Items listed in a dataset:

## Start

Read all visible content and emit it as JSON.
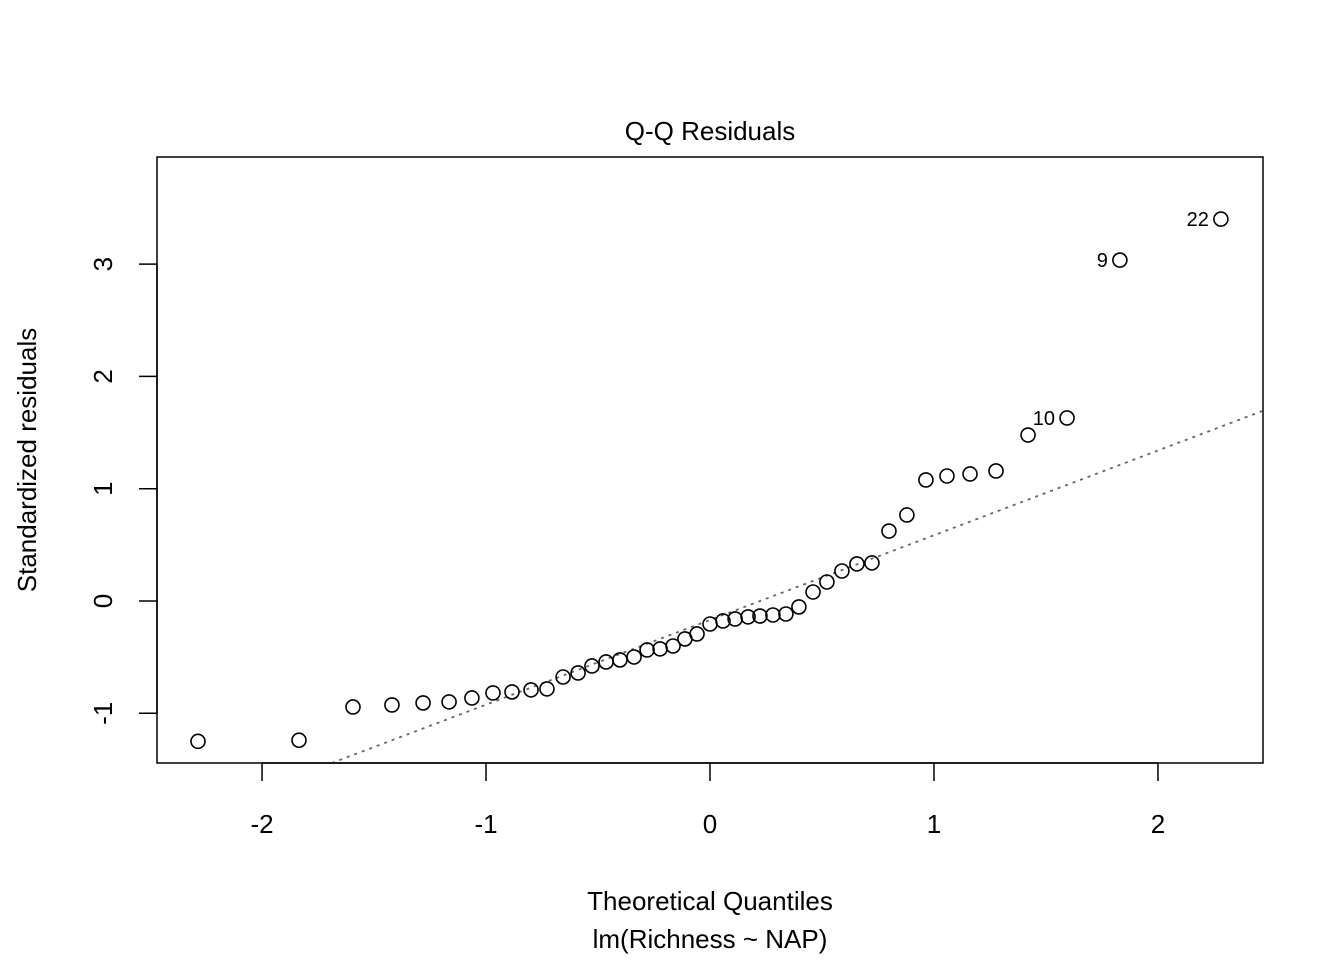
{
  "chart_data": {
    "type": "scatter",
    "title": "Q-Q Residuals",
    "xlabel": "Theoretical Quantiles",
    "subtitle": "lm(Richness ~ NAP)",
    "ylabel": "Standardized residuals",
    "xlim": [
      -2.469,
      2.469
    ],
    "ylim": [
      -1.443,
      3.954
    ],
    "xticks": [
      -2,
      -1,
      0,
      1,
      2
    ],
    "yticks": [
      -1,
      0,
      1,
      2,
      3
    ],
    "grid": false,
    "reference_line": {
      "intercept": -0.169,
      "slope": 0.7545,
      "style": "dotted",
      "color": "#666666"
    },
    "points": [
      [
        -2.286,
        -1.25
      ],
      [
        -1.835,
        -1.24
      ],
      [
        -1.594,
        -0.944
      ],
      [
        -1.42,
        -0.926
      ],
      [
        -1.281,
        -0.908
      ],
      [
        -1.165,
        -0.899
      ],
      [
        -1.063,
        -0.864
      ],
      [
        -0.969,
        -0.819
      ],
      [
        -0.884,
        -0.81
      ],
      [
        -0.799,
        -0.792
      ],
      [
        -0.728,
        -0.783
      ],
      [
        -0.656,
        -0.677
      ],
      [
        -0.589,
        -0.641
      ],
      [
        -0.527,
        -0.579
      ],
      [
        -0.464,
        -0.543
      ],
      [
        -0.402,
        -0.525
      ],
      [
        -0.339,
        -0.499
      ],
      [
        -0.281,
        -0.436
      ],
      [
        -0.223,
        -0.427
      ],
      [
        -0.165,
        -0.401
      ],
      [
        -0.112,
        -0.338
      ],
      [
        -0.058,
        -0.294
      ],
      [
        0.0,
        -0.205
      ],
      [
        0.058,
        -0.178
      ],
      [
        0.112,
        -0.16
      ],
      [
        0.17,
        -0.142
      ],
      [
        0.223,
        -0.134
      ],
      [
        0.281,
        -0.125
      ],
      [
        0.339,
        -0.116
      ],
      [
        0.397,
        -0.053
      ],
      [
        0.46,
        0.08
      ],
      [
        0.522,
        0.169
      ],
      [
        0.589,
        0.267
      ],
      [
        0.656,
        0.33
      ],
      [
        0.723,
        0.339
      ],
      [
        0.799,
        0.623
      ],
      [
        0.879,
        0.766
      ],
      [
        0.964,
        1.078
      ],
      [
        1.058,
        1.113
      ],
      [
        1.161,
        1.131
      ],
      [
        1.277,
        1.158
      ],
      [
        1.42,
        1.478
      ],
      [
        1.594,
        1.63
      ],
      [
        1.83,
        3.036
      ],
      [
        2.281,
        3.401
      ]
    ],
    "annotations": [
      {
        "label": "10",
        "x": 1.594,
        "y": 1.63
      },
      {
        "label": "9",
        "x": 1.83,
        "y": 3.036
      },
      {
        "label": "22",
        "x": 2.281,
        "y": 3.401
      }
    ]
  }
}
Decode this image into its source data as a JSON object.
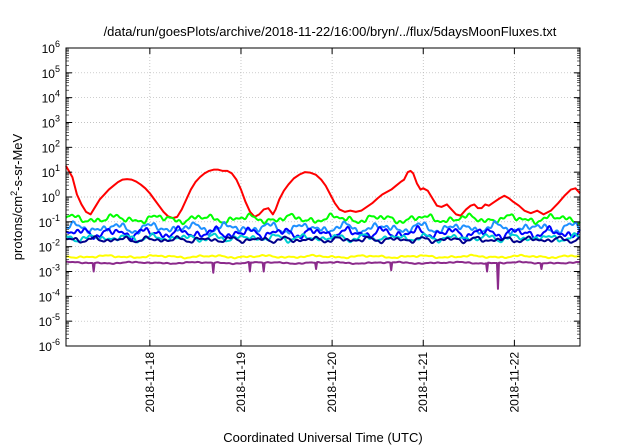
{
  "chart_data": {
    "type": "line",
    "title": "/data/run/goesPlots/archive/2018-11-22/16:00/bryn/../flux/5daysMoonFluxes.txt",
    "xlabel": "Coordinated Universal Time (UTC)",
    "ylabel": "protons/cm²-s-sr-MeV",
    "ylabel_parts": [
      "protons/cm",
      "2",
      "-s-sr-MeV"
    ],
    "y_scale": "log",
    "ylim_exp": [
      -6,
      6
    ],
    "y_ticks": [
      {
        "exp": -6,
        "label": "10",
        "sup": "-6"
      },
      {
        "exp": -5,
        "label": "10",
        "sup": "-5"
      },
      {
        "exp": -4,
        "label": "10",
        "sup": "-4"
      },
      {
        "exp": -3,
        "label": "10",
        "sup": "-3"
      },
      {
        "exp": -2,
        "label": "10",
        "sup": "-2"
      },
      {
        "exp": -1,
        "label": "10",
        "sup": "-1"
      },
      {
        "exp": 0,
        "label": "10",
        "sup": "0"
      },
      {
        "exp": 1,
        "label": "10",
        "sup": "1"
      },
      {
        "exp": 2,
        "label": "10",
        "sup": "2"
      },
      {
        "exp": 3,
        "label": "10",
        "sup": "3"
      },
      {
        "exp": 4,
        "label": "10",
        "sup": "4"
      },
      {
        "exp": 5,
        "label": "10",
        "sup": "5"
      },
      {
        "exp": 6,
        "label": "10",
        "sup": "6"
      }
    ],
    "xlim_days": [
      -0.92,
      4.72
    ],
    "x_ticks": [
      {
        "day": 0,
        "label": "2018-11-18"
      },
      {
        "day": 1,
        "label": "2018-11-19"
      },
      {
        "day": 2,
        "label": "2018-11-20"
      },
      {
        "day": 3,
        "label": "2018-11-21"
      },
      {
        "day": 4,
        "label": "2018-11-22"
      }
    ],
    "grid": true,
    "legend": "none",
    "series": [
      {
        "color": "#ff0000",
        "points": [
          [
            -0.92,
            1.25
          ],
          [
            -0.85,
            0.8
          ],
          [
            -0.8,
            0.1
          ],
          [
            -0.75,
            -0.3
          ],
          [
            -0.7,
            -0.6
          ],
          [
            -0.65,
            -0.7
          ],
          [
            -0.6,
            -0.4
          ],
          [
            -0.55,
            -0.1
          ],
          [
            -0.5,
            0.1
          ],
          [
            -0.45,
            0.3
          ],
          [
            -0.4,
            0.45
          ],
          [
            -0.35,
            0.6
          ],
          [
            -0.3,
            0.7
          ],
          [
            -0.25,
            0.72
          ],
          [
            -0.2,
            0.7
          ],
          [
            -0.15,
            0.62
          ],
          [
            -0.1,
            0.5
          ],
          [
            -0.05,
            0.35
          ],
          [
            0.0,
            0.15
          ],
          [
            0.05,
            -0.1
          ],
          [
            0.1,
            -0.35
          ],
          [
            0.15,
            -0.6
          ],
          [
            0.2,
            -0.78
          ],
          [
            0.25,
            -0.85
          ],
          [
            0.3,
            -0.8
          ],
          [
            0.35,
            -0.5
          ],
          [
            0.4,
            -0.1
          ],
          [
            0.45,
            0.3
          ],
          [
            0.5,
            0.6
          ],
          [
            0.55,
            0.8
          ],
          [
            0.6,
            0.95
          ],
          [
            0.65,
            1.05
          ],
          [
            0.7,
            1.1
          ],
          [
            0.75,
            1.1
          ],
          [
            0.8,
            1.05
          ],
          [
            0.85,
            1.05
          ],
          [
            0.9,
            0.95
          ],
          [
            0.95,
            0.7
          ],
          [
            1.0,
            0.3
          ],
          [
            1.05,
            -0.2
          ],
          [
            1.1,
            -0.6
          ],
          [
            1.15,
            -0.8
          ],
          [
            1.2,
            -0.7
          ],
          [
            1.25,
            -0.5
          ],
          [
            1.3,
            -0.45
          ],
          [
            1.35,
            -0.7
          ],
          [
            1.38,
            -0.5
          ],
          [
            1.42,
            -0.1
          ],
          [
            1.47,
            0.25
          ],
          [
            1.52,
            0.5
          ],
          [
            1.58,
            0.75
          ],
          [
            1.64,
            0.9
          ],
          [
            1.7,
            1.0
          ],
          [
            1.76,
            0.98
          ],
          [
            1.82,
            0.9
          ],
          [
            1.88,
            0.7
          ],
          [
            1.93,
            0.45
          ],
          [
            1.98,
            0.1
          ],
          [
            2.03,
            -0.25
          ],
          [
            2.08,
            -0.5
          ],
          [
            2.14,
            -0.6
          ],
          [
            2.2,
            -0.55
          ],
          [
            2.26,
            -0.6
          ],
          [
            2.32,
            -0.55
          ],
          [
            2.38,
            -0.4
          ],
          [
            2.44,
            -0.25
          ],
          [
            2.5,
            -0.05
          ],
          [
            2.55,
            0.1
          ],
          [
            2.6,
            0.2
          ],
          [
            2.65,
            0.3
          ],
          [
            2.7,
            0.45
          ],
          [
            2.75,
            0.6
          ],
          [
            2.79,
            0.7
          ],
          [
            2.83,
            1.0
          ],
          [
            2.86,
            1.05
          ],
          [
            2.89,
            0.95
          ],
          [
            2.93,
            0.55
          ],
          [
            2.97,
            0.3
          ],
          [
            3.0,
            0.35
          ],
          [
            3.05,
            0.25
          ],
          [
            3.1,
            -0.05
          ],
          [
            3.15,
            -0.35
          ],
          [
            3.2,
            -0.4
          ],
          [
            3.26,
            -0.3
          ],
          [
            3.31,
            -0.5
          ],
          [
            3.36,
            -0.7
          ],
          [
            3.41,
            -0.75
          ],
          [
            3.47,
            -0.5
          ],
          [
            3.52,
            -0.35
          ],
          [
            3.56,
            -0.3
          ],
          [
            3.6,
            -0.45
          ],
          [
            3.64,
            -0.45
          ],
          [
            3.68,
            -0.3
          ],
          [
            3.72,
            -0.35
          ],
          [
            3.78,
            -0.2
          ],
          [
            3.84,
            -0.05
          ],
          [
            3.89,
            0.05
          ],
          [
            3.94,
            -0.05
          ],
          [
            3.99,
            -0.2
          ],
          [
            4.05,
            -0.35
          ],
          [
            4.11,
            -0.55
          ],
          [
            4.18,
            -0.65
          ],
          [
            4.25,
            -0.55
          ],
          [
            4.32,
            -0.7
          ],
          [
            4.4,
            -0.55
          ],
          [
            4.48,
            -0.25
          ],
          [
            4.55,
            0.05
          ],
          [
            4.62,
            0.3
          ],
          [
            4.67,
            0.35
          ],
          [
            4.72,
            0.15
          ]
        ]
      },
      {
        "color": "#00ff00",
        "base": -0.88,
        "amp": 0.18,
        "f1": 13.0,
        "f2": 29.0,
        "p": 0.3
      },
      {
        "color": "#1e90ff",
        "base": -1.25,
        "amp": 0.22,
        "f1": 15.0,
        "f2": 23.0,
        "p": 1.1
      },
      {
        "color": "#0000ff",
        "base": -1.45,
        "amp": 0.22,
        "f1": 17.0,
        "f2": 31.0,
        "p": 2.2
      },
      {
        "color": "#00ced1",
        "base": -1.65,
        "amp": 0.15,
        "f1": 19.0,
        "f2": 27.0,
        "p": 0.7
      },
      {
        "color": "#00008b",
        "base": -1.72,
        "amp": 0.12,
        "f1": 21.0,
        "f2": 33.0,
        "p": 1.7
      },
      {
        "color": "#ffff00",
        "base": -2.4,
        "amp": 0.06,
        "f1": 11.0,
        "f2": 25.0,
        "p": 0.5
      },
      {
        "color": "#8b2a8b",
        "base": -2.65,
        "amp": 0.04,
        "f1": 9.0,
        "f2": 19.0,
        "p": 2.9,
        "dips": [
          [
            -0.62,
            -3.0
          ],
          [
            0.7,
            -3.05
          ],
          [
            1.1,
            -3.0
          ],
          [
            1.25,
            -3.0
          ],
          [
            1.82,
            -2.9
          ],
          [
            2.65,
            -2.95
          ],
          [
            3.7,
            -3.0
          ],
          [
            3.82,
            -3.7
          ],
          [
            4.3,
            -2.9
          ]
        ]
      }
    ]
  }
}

## End

Check each line of the entries for the string "base". Copy the lines that have it.

        "base": -0.88,
        "base": -1.25,
        "base": -1.45,
        "base": -1.65,
        "base": -1.72,
        "base": -2.4,
        "base": -2.65,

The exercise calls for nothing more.